WHAT YOU ARE ASKED TO DO: Reproduce every entry exactly.

DATASET ENTRIES:
=====

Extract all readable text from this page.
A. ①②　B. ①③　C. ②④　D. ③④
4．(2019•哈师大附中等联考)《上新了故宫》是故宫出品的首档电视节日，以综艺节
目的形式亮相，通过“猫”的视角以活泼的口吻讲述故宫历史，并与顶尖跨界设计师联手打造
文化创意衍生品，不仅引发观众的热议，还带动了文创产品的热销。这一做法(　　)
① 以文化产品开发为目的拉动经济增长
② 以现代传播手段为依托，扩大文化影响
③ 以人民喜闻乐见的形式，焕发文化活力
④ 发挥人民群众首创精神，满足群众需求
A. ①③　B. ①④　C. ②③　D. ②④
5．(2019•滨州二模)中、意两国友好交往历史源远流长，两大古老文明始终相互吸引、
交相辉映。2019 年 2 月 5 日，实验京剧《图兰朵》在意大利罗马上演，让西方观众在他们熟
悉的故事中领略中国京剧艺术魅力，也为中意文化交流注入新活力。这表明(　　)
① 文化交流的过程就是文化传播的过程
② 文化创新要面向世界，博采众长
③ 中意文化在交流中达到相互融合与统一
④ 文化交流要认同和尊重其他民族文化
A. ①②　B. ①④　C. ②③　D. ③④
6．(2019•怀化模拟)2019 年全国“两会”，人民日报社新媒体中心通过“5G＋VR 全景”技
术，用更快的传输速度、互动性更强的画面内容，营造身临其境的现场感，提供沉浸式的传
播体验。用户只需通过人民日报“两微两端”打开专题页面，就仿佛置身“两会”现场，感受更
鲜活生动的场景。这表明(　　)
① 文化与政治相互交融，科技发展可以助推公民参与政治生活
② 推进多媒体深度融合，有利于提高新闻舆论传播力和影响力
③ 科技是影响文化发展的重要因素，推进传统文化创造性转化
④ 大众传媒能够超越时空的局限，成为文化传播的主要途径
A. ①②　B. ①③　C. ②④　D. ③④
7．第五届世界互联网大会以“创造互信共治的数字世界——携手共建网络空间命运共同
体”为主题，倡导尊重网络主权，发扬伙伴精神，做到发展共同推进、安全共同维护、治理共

=====

SOLUTION TO THIS PROBLEM:
Extract all readable text from this page.
A. ①②　B. ①③　C. ②④　D. ③④
4．(2019•哈师大附中等联考)《上新了故宫》是故宫出品的首档电视节日，以综艺节
目的形式亮相，通过“猫”的视角以活泼的口吻讲述故宫历史，并与顶尖跨界设计师联手打造
文化创意衍生品，不仅引发观众的热议，还带动了文创产品的热销。这一做法(　　)
① 以文化产品开发为目的拉动经济增长
② 以现代传播手段为依托，扩大文化影响
③ 以人民喜闻乐见的形式，焕发文化活力
④ 发挥人民群众首创精神，满足群众需求
A. ①③　B. ①④　C. ②③　D. ②④
5．(2019•滨州二模)中、意两国友好交往历史源远流长，两大古老文明始终相互吸引、
交相辉映。2019 年 2 月 5 日，实验京剧《图兰朵》在意大利罗马上演，让西方观众在他们熟
悉的故事中领略中国京剧艺术魅力，也为中意文化交流注入新活力。这表明(　　)
① 文化交流的过程就是文化传播的过程
② 文化创新要面向世界，博采众长
③ 中意文化在交流中达到相互融合与统一
④ 文化交流要认同和尊重其他民族文化
A. ①②　B. ①④　C. ②③　D. ③④
6．(2019•怀化模拟)2019 年全国“两会”，人民日报社新媒体中心通过“5G＋VR 全景”技
术，用更快的传输速度、互动性更强的画面内容，营造身临其境的现场感，提供沉浸式的传
播体验。用户只需通过人民日报“两微两端”打开专题页面，就仿佛置身“两会”现场，感受更
鲜活生动的场景。这表明(　　)
① 文化与政治相互交融，科技发展可以助推公民参与政治生活
② 推进多媒体深度融合，有利于提高新闻舆论传播力和影响力
③ 科技是影响文化发展的重要因素，推进传统文化创造性转化
④ 大众传媒能够超越时空的局限，成为文化传播的主要途径
A. ①②　B. ①③　C. ②④　D. ③④
7．第五届世界互联网大会以“创造互信共治的数字世界——携手共建网络空间命运共同
体”为主题，倡导尊重网络主权，发扬伙伴精神，做到发展共同推进、安全共同维护、治理共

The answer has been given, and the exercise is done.